> [EXERCISE DESCRIPTION]: Verbatim output of all the material below is required.

> [RECORD EXTRACTS]:
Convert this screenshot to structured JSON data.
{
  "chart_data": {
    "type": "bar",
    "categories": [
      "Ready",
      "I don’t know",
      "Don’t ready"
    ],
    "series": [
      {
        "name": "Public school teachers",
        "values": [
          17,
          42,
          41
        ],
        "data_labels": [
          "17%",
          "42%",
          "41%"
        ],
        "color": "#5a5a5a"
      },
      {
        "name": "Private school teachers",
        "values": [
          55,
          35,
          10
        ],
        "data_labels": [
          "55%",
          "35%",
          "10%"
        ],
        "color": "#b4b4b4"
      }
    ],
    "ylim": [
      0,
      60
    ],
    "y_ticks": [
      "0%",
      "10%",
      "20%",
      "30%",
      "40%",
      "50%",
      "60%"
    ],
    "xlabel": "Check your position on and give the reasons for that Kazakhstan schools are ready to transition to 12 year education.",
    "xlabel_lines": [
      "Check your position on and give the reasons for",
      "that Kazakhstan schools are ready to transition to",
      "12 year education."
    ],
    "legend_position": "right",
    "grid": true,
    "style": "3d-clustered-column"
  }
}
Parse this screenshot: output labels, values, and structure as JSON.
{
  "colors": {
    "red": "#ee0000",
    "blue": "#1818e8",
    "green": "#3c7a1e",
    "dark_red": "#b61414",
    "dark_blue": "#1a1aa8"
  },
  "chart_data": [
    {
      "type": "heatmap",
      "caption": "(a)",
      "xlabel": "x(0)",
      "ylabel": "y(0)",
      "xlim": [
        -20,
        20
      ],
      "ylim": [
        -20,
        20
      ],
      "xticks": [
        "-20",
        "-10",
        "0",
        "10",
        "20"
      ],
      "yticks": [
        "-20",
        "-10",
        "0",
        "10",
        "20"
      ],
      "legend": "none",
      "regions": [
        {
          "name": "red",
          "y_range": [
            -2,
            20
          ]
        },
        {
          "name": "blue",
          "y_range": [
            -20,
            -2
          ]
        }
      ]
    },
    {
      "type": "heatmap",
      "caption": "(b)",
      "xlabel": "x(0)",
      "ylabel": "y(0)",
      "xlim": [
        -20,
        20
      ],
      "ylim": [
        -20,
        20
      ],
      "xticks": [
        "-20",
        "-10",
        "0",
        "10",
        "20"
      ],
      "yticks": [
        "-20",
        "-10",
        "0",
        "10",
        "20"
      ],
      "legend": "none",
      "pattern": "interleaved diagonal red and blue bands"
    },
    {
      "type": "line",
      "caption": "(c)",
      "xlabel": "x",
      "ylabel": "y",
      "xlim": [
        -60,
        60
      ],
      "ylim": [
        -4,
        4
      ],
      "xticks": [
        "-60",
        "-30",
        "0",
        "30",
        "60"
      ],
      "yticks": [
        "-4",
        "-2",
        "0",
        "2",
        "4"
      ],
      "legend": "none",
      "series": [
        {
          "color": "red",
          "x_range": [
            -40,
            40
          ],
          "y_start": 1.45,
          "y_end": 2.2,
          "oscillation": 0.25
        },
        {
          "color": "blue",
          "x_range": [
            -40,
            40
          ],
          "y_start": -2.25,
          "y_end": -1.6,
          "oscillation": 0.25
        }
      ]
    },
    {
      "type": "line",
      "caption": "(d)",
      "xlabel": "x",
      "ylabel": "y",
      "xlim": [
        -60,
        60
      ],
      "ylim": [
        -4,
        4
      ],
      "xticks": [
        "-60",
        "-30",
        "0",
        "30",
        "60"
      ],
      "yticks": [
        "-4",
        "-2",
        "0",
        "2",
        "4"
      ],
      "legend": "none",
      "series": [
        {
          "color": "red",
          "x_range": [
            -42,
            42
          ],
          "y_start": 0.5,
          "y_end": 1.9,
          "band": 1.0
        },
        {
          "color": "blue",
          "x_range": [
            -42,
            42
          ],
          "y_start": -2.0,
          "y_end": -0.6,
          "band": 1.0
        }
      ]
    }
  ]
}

> [RESULT]:
Convert this screenshot to structured JSON data.
{
  "chart_data": {
    "type": "bar",
    "categories": [
      "Ready",
      "I don’t know",
      "Don’t ready"
    ],
    "series": [
      {
        "name": "Public school teachers",
        "values": [
          17,
          42,
          41
        ],
        "data_labels": [
          "17%",
          "42%",
          "41%"
        ],
        "color": "#5a5a5a"
      },
      {
        "name": "Private school teachers",
        "values": [
          55,
          35,
          10
        ],
        "data_labels": [
          "55%",
          "35%",
          "10%"
        ],
        "color": "#b4b4b4"
      }
    ],
    "ylim": [
      0,
      60
    ],
    "y_ticks": [
      "0%",
      "10%",
      "20%",
      "30%",
      "40%",
      "50%",
      "60%"
    ],
    "xlabel": "Check your position on and give the reasons for that Kazakhstan schools are ready to transition to 12 year education.",
    "xlabel_lines": [
      "Check your position on and give the reasons for",
      "that Kazakhstan schools are ready to transition to",
      "12 year education."
    ],
    "legend_position": "right",
    "grid": true,
    "style": "3d-clustered-column"
  }
}
Parse this screenshot: output labels, values, and structure as JSON.
{
  "colors": {
    "red": "#ee0000",
    "blue": "#1818e8",
    "green": "#3c7a1e",
    "dark_red": "#b61414",
    "dark_blue": "#1a1aa8"
  },
  "chart_data": [
    {
      "type": "heatmap",
      "caption": "(a)",
      "xlabel": "x(0)",
      "ylabel": "y(0)",
      "xlim": [
        -20,
        20
      ],
      "ylim": [
        -20,
        20
      ],
      "xticks": [
        "-20",
        "-10",
        "0",
        "10",
        "20"
      ],
      "yticks": [
        "-20",
        "-10",
        "0",
        "10",
        "20"
      ],
      "legend": "none",
      "regions": [
        {
          "name": "red",
          "y_range": [
            -2,
            20
          ]
        },
        {
          "name": "blue",
          "y_range": [
            -20,
            -2
          ]
        }
      ]
    },
    {
      "type": "heatmap",
      "caption": "(b)",
      "xlabel": "x(0)",
      "ylabel": "y(0)",
      "xlim": [
        -20,
        20
      ],
      "ylim": [
        -20,
        20
      ],
      "xticks": [
        "-20",
        "-10",
        "0",
        "10",
        "20"
      ],
      "yticks": [
        "-20",
        "-10",
        "0",
        "10",
        "20"
      ],
      "legend": "none",
      "pattern": "interleaved diagonal red and blue bands"
    },
    {
      "type": "line",
      "caption": "(c)",
      "xlabel": "x",
      "ylabel": "y",
      "xlim": [
        -60,
        60
      ],
      "ylim": [
        -4,
        4
      ],
      "xticks": [
        "-60",
        "-30",
        "0",
        "30",
        "60"
      ],
      "yticks": [
        "-4",
        "-2",
        "0",
        "2",
        "4"
      ],
      "legend": "none",
      "series": [
        {
          "color": "red",
          "x_range": [
            -40,
            40
          ],
          "y_start": 1.45,
          "y_end": 2.2,
          "oscillation": 0.25
        },
        {
          "color": "blue",
          "x_range": [
            -40,
            40
          ],
          "y_start": -2.25,
          "y_end": -1.6,
          "oscillation": 0.25
        }
      ]
    },
    {
      "type": "line",
      "caption": "(d)",
      "xlabel": "x",
      "ylabel": "y",
      "xlim": [
        -60,
        60
      ],
      "ylim": [
        -4,
        4
      ],
      "xticks": [
        "-60",
        "-30",
        "0",
        "30",
        "60"
      ],
      "yticks": [
        "-4",
        "-2",
        "0",
        "2",
        "4"
      ],
      "legend": "none",
      "series": [
        {
          "color": "red",
          "x_range": [
            -42,
            42
          ],
          "y_start": 0.5,
          "y_end": 1.9,
          "band": 1.0
        },
        {
          "color": "blue",
          "x_range": [
            -42,
            42
          ],
          "y_start": -2.0,
          "y_end": -0.6,
          "band": 1.0
        }
      ]
    }
  ]
}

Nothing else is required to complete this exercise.